[Extracts from a graphics dataset]
## BEGIN
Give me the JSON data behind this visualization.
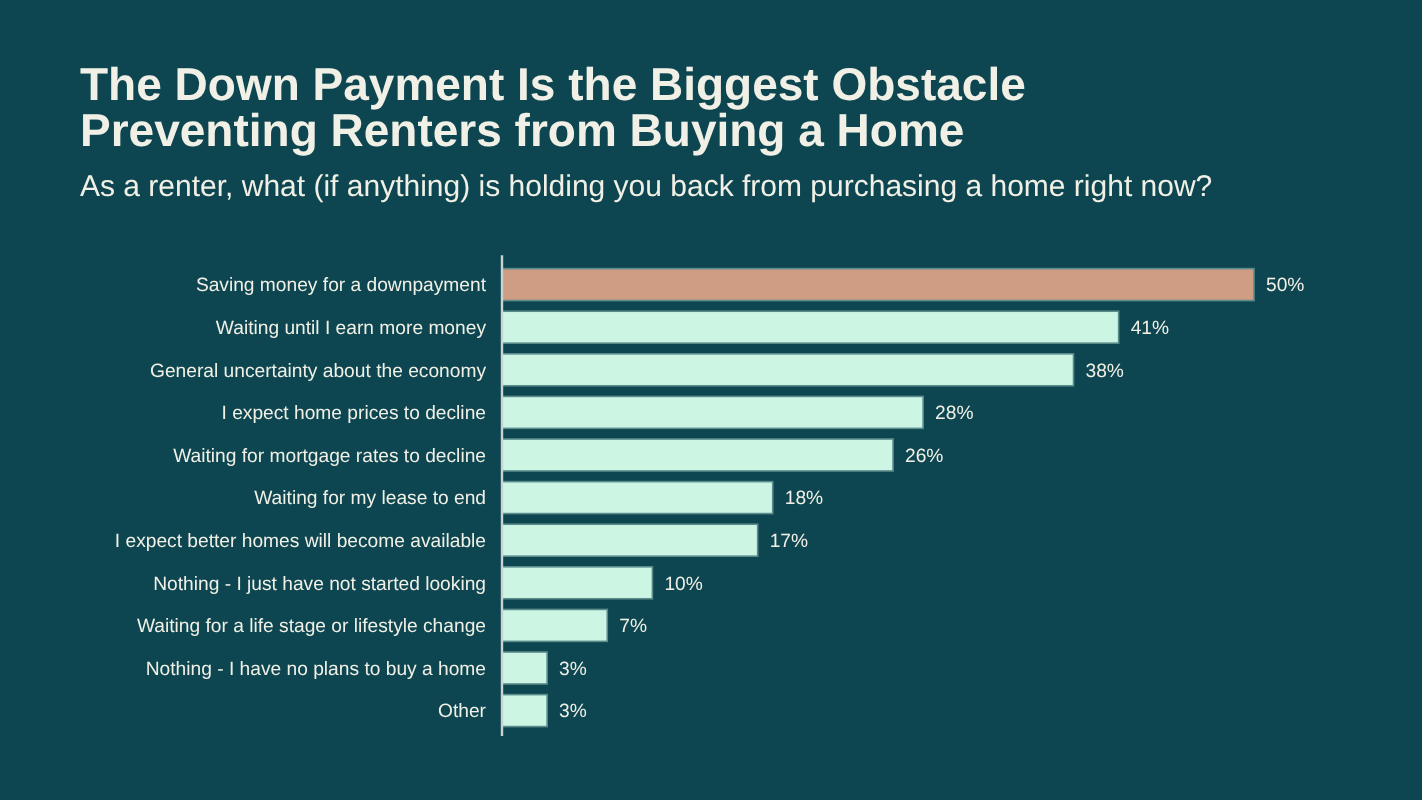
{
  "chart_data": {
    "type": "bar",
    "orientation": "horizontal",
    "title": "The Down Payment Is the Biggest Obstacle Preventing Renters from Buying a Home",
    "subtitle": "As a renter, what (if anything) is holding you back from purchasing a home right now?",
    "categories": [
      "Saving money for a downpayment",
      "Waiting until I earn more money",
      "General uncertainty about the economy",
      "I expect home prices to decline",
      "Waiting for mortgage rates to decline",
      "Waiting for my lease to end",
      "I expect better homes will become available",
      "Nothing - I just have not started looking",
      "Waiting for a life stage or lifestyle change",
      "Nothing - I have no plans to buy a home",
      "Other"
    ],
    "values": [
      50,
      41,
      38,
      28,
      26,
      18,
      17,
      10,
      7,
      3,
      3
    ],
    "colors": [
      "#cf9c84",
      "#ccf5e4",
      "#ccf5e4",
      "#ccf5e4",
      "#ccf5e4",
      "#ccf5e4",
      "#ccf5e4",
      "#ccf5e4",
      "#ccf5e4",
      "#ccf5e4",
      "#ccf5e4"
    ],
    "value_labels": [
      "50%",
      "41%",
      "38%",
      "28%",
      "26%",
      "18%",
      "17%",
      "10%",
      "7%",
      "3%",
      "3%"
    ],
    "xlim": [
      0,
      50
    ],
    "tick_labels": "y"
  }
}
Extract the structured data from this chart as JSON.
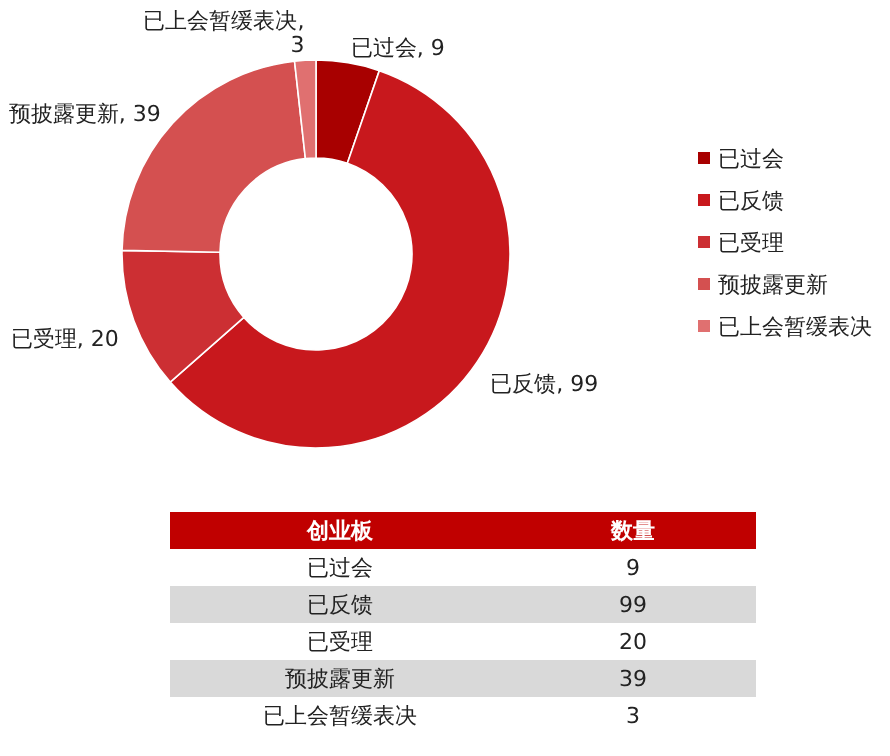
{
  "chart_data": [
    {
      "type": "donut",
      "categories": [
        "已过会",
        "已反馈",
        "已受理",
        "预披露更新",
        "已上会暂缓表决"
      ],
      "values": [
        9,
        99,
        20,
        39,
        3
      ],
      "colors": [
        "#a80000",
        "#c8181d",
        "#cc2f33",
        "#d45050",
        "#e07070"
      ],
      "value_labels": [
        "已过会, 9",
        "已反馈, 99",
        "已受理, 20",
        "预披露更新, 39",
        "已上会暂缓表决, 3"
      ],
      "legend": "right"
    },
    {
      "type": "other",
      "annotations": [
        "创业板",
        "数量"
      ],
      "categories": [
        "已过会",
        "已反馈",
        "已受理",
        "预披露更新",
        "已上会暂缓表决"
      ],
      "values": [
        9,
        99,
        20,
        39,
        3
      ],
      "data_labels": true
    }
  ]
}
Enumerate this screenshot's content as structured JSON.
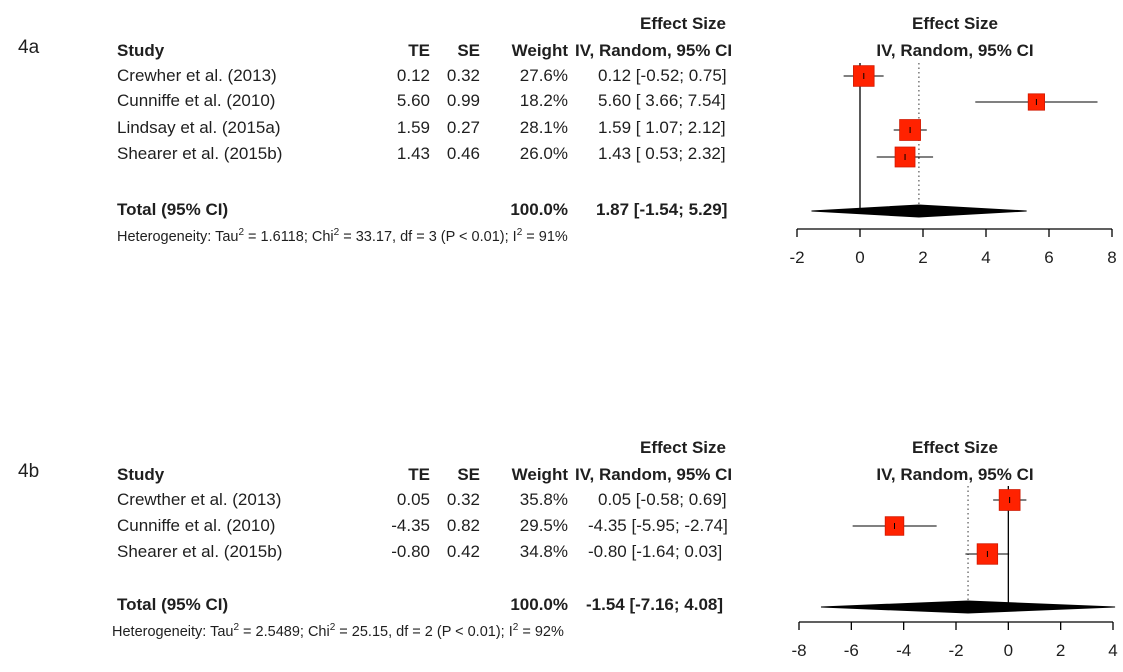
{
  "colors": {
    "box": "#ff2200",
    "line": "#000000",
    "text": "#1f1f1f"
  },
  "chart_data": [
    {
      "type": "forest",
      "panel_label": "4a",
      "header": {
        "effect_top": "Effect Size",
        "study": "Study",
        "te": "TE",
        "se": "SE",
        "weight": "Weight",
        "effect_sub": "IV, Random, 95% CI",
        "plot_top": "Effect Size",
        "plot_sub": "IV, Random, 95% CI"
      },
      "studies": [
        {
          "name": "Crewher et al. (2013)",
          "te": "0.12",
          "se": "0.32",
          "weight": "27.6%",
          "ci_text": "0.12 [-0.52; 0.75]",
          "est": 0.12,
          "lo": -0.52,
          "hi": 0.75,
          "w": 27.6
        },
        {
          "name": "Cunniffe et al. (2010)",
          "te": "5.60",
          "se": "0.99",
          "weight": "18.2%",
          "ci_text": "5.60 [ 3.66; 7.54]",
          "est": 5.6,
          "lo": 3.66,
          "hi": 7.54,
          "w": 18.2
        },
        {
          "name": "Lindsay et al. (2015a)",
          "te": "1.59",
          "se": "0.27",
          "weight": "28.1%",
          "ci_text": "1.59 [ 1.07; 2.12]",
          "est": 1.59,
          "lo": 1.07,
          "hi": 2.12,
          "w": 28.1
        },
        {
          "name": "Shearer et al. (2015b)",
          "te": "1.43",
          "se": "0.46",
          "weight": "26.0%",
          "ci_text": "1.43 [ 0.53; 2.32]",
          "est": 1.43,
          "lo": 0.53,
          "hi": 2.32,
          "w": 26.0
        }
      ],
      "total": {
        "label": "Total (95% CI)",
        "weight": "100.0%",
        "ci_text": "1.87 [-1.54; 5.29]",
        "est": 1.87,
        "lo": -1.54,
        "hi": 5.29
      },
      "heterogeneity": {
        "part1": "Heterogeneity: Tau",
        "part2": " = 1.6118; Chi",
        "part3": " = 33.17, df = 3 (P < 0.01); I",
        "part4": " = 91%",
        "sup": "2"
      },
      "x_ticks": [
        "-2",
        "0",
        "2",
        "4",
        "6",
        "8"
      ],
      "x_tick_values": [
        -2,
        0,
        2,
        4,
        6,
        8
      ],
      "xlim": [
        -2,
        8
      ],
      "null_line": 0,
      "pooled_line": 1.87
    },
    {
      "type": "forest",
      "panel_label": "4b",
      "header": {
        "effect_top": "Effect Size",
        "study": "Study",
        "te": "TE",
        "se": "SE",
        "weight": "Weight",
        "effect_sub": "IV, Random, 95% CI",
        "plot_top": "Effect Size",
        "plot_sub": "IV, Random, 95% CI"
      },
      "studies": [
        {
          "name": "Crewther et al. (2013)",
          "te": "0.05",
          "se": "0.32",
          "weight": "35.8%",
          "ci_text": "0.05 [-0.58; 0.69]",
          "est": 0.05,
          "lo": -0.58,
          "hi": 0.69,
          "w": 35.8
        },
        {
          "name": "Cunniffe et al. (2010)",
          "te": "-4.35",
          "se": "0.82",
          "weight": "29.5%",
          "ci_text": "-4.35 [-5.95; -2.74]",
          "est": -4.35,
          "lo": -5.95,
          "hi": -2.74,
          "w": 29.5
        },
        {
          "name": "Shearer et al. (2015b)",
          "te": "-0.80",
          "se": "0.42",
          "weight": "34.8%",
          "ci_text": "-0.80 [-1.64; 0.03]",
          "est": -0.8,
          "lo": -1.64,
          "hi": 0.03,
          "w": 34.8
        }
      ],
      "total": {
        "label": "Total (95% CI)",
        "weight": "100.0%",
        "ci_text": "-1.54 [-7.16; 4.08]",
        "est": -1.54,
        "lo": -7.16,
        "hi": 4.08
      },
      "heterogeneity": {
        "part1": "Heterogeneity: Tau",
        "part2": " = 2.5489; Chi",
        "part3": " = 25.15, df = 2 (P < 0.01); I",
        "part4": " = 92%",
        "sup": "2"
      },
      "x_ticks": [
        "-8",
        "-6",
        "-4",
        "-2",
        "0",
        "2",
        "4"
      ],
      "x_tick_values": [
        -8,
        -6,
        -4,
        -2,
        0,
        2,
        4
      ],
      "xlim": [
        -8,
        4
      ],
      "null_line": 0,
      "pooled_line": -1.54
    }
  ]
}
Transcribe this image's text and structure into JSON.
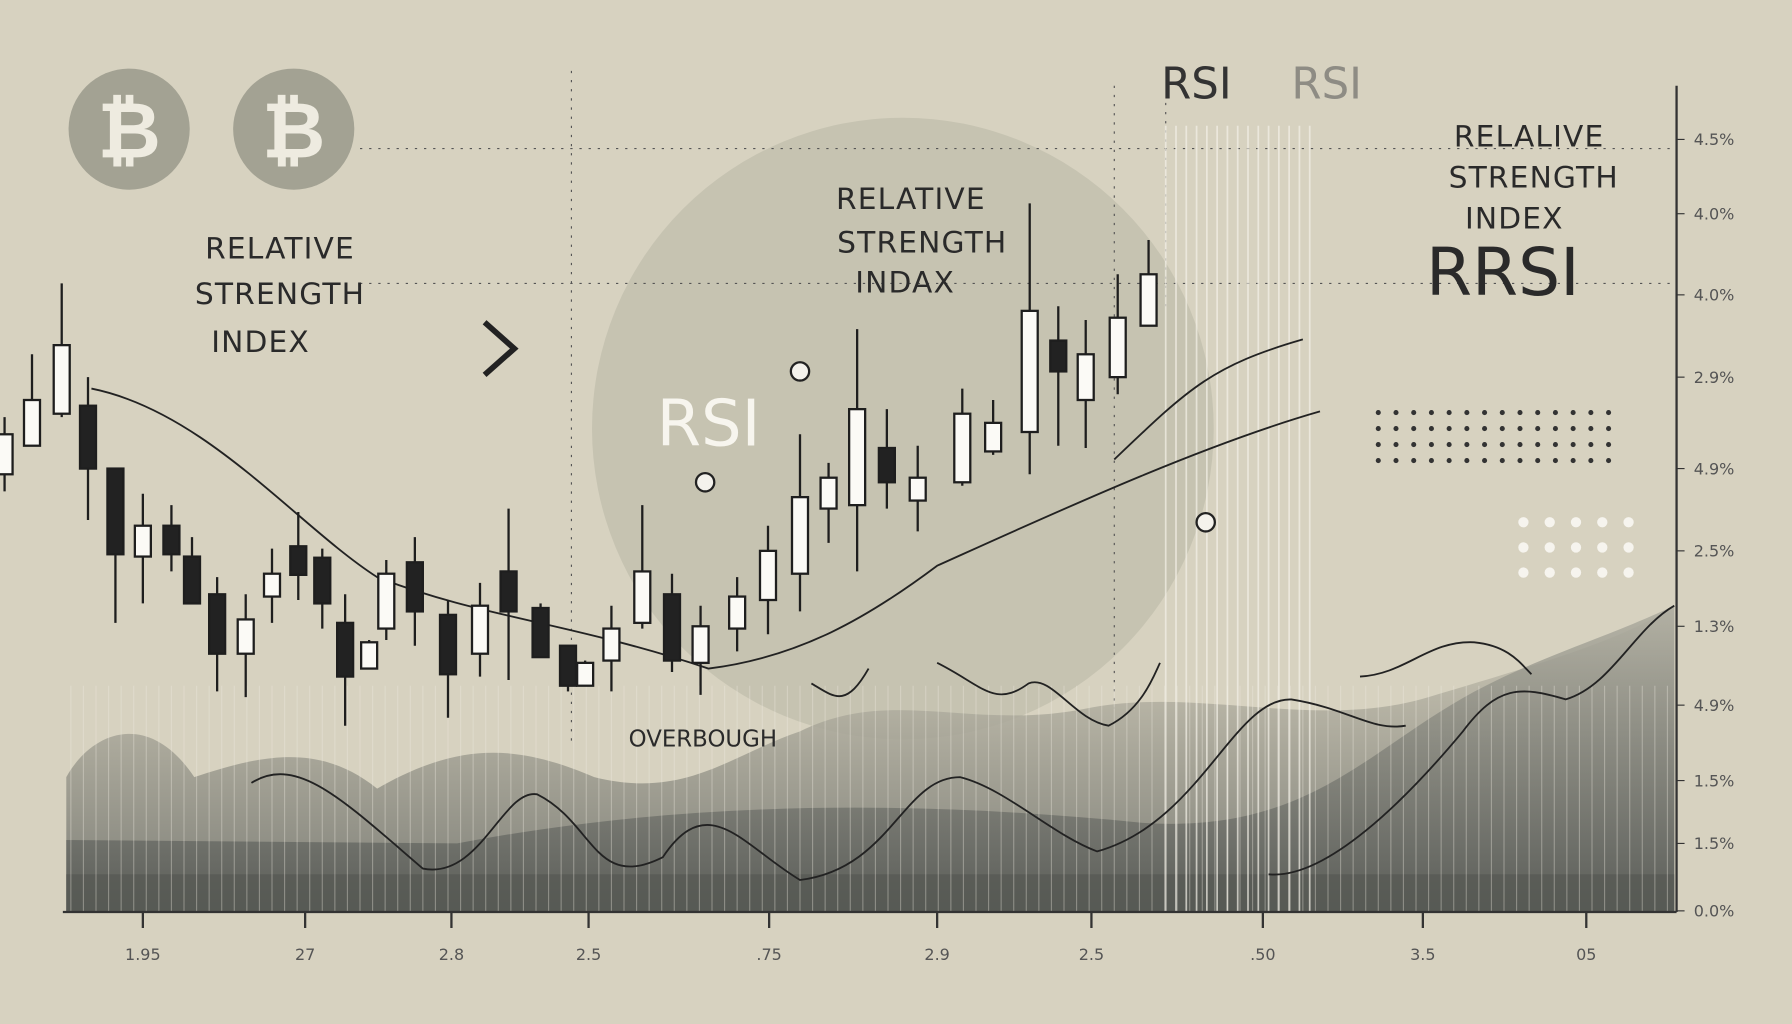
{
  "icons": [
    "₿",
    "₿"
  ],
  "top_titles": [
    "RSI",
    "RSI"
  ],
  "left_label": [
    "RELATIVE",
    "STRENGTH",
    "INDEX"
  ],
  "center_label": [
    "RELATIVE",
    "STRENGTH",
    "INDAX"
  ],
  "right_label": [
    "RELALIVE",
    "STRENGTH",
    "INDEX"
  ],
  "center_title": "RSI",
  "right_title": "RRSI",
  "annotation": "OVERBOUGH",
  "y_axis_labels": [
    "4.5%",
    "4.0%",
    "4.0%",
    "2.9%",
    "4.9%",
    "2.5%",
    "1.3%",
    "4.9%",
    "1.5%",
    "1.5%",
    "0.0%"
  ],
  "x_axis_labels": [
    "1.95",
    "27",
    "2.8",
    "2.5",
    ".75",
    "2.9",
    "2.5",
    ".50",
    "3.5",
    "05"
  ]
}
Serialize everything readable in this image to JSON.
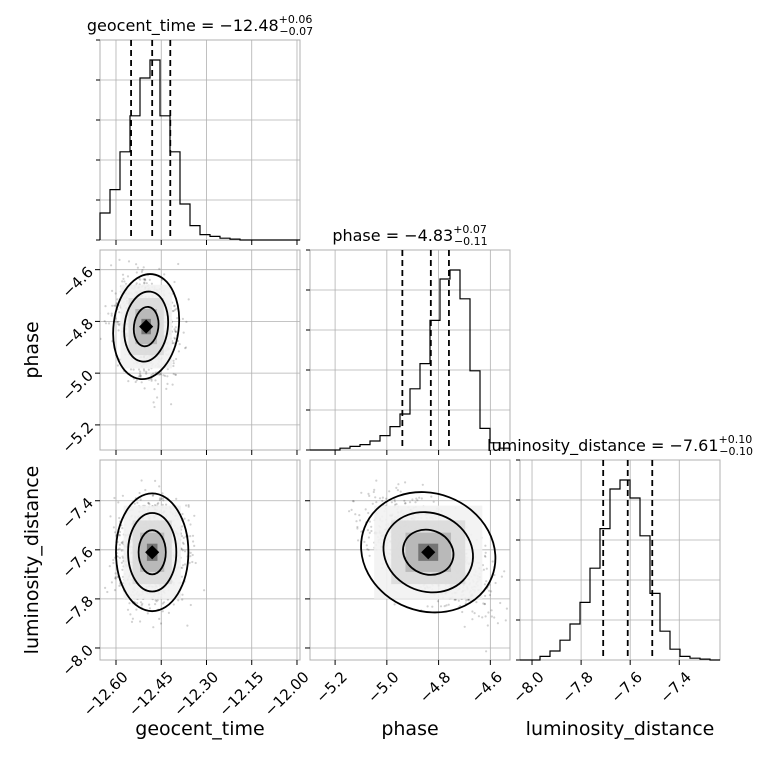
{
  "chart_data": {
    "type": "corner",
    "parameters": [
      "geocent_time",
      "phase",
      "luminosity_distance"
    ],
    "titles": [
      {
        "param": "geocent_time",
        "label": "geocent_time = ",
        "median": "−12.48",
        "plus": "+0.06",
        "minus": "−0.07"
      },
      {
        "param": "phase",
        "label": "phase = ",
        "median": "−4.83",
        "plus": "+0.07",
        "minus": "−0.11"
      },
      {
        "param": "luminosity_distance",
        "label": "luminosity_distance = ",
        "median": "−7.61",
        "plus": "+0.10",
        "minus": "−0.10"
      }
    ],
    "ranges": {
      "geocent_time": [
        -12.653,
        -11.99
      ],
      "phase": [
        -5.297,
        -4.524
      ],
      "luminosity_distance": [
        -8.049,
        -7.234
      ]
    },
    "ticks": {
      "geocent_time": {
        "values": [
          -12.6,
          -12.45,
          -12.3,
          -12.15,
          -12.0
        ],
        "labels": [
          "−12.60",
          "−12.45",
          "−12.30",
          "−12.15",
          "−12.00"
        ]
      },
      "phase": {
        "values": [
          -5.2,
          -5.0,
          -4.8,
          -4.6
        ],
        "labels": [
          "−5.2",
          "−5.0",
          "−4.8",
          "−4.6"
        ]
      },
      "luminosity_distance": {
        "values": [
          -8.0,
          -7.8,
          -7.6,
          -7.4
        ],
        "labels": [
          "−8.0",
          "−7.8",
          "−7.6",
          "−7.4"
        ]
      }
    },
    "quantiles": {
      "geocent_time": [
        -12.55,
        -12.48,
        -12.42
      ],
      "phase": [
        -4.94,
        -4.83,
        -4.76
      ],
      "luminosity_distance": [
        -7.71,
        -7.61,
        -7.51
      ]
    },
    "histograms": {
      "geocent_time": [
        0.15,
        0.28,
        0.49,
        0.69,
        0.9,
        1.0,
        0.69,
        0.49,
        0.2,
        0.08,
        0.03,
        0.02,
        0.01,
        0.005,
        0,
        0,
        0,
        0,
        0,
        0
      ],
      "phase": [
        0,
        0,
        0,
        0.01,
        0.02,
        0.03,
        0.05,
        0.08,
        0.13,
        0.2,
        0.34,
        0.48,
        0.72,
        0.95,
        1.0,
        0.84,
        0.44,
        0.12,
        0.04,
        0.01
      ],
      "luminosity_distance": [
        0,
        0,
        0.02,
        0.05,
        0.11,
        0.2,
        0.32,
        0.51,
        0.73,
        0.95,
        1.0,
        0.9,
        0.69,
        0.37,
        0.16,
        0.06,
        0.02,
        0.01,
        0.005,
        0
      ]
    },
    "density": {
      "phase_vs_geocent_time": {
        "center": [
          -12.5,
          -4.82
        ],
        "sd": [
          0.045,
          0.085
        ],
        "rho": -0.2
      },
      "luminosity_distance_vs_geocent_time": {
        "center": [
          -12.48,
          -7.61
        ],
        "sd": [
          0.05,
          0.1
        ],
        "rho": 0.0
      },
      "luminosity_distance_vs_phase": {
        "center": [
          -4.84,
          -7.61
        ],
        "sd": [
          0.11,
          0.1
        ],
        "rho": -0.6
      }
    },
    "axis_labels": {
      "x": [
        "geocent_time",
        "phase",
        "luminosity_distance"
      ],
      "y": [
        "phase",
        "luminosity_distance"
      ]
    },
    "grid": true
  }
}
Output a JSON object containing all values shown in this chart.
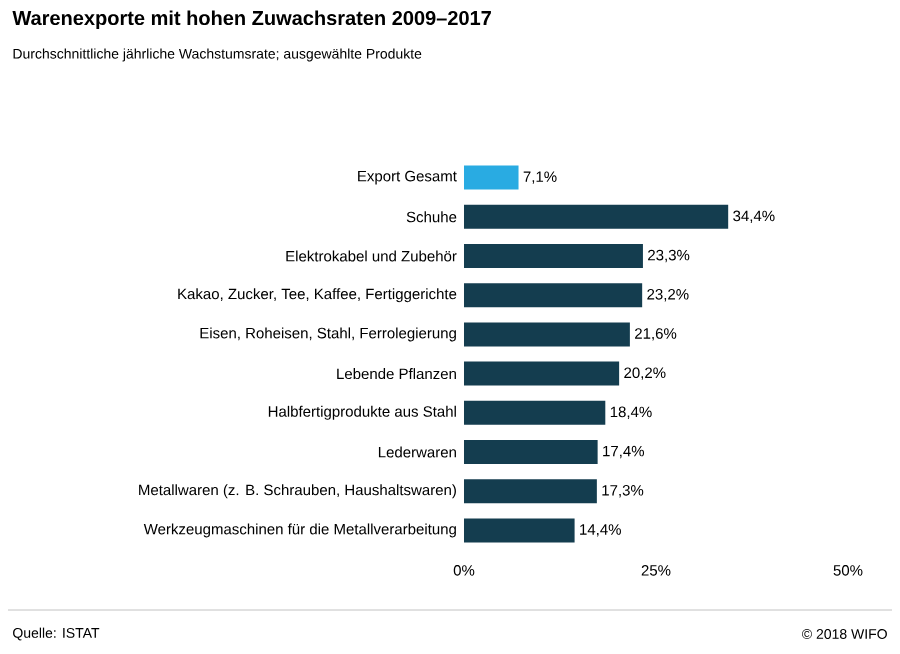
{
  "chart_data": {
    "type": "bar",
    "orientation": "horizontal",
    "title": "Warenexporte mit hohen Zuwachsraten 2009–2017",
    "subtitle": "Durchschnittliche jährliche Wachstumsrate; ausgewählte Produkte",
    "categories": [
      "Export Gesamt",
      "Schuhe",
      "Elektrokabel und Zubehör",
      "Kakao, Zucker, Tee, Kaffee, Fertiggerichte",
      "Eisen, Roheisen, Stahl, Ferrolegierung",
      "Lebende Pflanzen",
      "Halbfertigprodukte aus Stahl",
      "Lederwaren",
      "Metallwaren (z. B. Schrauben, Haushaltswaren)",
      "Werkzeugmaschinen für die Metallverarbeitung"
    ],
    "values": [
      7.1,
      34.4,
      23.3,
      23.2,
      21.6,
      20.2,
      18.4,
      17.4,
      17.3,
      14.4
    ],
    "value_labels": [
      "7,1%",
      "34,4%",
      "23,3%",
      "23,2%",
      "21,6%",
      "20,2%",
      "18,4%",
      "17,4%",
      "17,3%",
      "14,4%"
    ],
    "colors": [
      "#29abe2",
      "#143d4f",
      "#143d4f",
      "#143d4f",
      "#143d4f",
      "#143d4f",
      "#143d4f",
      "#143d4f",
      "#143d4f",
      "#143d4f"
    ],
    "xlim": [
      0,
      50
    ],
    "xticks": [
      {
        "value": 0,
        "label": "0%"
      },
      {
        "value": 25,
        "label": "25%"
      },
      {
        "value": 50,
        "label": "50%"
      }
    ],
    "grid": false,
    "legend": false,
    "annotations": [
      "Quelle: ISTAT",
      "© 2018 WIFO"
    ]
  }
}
## END
Problem description - Copy out each line of the data containing the string "Stahl".

Written solution -
      "Eisen, Roheisen, Stahl, Ferrolegierung",
      "Halbfertigprodukte aus Stahl",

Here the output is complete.